Find the lines of data that contain the string "μεγαλοπρεπεῖς", then list them.

▸ **Data entries**
= = = = =

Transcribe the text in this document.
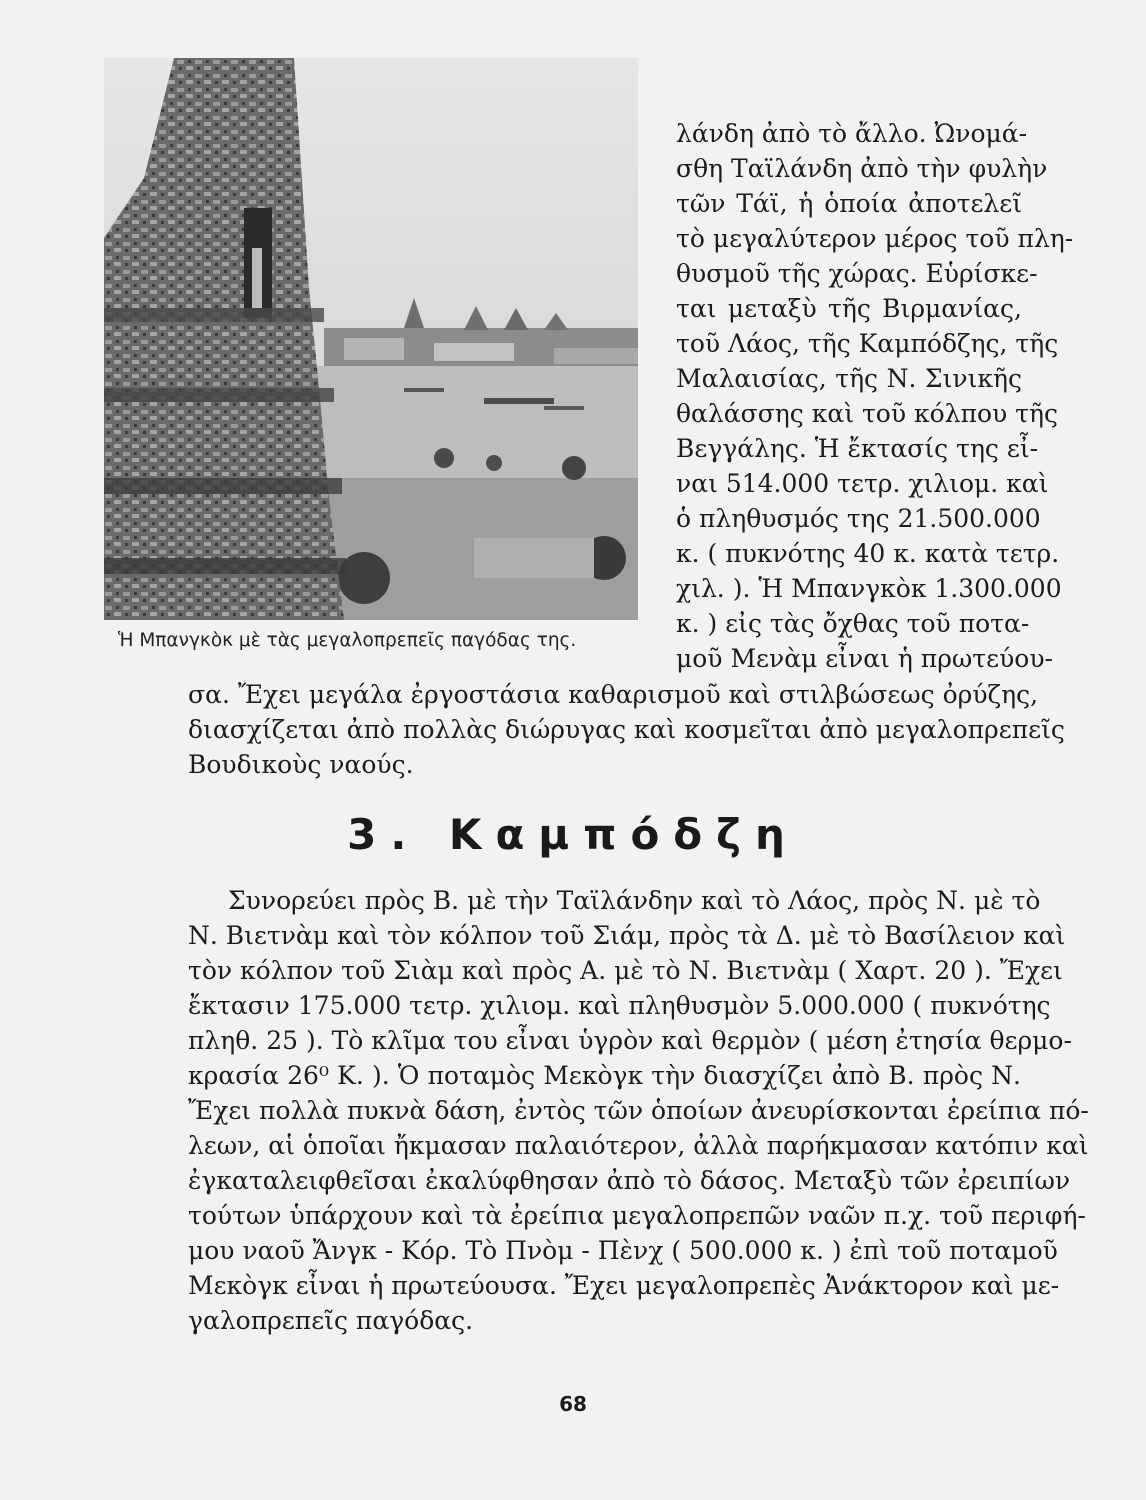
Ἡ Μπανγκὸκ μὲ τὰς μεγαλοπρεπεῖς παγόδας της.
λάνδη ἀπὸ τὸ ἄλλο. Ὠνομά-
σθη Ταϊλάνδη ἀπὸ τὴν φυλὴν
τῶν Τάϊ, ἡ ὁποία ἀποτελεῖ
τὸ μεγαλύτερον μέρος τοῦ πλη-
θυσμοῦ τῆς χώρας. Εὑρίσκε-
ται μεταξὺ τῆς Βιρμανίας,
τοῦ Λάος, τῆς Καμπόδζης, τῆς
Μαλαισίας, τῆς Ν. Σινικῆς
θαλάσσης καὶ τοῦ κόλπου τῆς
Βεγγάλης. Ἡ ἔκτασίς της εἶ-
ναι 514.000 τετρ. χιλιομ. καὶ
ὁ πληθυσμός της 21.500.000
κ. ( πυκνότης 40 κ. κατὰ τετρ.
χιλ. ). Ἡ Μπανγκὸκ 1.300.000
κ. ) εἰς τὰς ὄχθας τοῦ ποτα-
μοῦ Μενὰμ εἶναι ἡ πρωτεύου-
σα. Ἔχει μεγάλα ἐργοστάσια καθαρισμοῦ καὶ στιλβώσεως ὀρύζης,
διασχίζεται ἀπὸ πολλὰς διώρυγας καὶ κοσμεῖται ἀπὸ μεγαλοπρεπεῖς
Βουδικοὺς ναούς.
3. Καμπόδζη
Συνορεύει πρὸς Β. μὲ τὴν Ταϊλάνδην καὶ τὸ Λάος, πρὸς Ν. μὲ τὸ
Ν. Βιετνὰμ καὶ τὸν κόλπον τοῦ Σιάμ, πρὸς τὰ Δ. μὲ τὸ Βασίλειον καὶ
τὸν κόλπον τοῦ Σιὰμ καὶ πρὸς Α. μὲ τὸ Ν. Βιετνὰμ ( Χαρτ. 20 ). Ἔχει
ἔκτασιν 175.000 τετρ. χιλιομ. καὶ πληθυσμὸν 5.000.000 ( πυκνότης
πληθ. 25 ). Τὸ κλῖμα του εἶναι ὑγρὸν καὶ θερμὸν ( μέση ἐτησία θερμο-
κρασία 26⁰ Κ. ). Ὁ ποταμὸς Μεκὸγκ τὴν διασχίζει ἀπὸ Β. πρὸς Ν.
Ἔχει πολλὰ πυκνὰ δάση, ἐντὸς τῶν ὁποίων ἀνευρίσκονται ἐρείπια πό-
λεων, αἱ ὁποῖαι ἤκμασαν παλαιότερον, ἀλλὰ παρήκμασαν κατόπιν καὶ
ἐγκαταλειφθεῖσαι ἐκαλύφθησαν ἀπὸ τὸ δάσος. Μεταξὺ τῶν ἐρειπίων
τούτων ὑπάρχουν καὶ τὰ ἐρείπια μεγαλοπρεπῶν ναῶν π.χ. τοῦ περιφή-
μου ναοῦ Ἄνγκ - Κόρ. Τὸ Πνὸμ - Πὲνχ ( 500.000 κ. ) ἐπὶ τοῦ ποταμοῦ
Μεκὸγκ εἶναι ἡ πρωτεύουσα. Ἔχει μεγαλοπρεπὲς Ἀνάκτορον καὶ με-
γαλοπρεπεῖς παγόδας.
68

= = = = =

▸ **COMPLETED TASK**
Ἡ Μπανγκὸκ μὲ τὰς μεγαλοπρεπεῖς παγόδας της.
διασχίζεται ἀπὸ πολλὰς διώρυγας καὶ κοσμεῖται ἀπὸ μεγαλοπρεπεῖς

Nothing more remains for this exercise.